Retype each entry below exactly as it stands.

ENTRIES PROVIDED:
☆ ☆ ☆ ☆
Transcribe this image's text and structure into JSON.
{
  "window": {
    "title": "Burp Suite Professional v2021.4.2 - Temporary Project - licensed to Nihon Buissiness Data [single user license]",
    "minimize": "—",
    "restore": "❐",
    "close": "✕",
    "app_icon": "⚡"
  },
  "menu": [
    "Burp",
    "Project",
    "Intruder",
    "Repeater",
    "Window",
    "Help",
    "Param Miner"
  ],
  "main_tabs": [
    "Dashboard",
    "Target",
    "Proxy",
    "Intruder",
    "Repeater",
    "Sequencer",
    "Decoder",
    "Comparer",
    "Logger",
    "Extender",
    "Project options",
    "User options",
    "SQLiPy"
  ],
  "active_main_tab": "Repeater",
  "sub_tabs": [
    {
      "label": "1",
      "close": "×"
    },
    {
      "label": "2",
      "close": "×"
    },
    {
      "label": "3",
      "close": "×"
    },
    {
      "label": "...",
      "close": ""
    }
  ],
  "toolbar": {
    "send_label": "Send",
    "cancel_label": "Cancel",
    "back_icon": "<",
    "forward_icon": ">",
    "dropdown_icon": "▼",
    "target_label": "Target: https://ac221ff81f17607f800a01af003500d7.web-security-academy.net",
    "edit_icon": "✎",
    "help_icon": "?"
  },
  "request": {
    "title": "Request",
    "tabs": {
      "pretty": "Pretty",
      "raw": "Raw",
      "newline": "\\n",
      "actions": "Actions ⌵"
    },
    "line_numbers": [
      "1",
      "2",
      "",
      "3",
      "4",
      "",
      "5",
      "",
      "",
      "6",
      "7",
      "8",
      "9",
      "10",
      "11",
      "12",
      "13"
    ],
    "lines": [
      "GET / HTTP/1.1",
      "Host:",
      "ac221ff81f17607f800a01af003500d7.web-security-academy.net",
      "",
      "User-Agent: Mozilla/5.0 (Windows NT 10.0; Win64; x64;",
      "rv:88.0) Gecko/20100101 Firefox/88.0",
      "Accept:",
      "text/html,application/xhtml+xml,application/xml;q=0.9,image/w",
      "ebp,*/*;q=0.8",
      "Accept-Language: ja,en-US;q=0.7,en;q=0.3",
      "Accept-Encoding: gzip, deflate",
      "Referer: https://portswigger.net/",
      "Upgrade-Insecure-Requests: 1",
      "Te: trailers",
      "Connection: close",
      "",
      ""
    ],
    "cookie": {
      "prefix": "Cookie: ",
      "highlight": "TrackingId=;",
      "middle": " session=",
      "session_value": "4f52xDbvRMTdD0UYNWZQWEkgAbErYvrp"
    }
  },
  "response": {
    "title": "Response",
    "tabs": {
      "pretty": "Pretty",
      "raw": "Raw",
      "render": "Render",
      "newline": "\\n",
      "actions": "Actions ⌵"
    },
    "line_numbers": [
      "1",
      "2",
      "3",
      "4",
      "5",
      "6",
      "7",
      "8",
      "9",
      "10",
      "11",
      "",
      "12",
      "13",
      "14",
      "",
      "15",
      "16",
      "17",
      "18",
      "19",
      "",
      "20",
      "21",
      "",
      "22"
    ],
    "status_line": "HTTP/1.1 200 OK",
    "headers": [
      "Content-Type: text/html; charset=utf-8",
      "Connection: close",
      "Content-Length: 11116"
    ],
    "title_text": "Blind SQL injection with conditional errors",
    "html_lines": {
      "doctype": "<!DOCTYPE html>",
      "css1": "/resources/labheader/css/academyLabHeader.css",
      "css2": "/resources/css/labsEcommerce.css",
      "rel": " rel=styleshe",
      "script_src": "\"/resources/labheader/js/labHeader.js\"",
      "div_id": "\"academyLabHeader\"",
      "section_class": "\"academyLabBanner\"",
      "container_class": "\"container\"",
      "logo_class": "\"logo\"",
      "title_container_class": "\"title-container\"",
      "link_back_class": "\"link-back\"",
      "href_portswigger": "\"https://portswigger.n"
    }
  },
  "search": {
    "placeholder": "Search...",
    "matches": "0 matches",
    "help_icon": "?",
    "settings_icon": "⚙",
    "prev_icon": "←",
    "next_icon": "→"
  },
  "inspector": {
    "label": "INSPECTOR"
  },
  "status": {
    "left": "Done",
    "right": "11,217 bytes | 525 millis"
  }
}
☆ ☆ ☆ ☆
ANSWER TO THIS PROBLEM:
Transcribe this image's text and structure into JSON.
{
  "window": {
    "title": "Burp Suite Professional v2021.4.2 - Temporary Project - licensed to Nihon Buissiness Data [single user license]",
    "minimize": "—",
    "restore": "❐",
    "close": "✕",
    "app_icon": "⚡"
  },
  "menu": [
    "Burp",
    "Project",
    "Intruder",
    "Repeater",
    "Window",
    "Help",
    "Param Miner"
  ],
  "main_tabs": [
    "Dashboard",
    "Target",
    "Proxy",
    "Intruder",
    "Repeater",
    "Sequencer",
    "Decoder",
    "Comparer",
    "Logger",
    "Extender",
    "Project options",
    "User options",
    "SQLiPy"
  ],
  "active_main_tab": "Repeater",
  "sub_tabs": [
    {
      "label": "1",
      "close": "×"
    },
    {
      "label": "2",
      "close": "×"
    },
    {
      "label": "3",
      "close": "×"
    },
    {
      "label": "...",
      "close": ""
    }
  ],
  "toolbar": {
    "send_label": "Send",
    "cancel_label": "Cancel",
    "back_icon": "<",
    "forward_icon": ">",
    "dropdown_icon": "▼",
    "target_label": "Target: https://ac221ff81f17607f800a01af003500d7.web-security-academy.net",
    "edit_icon": "✎",
    "help_icon": "?"
  },
  "request": {
    "title": "Request",
    "tabs": {
      "pretty": "Pretty",
      "raw": "Raw",
      "newline": "\\n",
      "actions": "Actions ⌵"
    },
    "line_numbers": [
      "1",
      "2",
      "",
      "3",
      "4",
      "",
      "5",
      "",
      "",
      "6",
      "7",
      "8",
      "9",
      "10",
      "11",
      "12",
      "13"
    ],
    "lines": [
      "GET / HTTP/1.1",
      "Host:",
      "ac221ff81f17607f800a01af003500d7.web-security-academy.net",
      "",
      "User-Agent: Mozilla/5.0 (Windows NT 10.0; Win64; x64;",
      "rv:88.0) Gecko/20100101 Firefox/88.0",
      "Accept:",
      "text/html,application/xhtml+xml,application/xml;q=0.9,image/w",
      "ebp,*/*;q=0.8",
      "Accept-Language: ja,en-US;q=0.7,en;q=0.3",
      "Accept-Encoding: gzip, deflate",
      "Referer: https://portswigger.net/",
      "Upgrade-Insecure-Requests: 1",
      "Te: trailers",
      "Connection: close",
      "",
      ""
    ],
    "cookie": {
      "prefix": "Cookie: ",
      "highlight": "TrackingId=;",
      "middle": " session=",
      "session_value": "4f52xDbvRMTdD0UYNWZQWEkgAbErYvrp"
    }
  },
  "response": {
    "title": "Response",
    "tabs": {
      "pretty": "Pretty",
      "raw": "Raw",
      "render": "Render",
      "newline": "\\n",
      "actions": "Actions ⌵"
    },
    "line_numbers": [
      "1",
      "2",
      "3",
      "4",
      "5",
      "6",
      "7",
      "8",
      "9",
      "10",
      "11",
      "",
      "12",
      "13",
      "14",
      "",
      "15",
      "16",
      "17",
      "18",
      "19",
      "",
      "20",
      "21",
      "",
      "22"
    ],
    "status_line": "HTTP/1.1 200 OK",
    "headers": [
      "Content-Type: text/html; charset=utf-8",
      "Connection: close",
      "Content-Length: 11116"
    ],
    "title_text": "Blind SQL injection with conditional errors",
    "html_lines": {
      "doctype": "<!DOCTYPE html>",
      "css1": "/resources/labheader/css/academyLabHeader.css",
      "css2": "/resources/css/labsEcommerce.css",
      "rel": " rel=styleshe",
      "script_src": "\"/resources/labheader/js/labHeader.js\"",
      "div_id": "\"academyLabHeader\"",
      "section_class": "\"academyLabBanner\"",
      "container_class": "\"container\"",
      "logo_class": "\"logo\"",
      "title_container_class": "\"title-container\"",
      "link_back_class": "\"link-back\"",
      "href_portswigger": "\"https://portswigger.n"
    }
  },
  "search": {
    "placeholder": "Search...",
    "matches": "0 matches",
    "help_icon": "?",
    "settings_icon": "⚙",
    "prev_icon": "←",
    "next_icon": "→"
  },
  "inspector": {
    "label": "INSPECTOR"
  },
  "status": {
    "left": "Done",
    "right": "11,217 bytes | 525 millis"
  }
}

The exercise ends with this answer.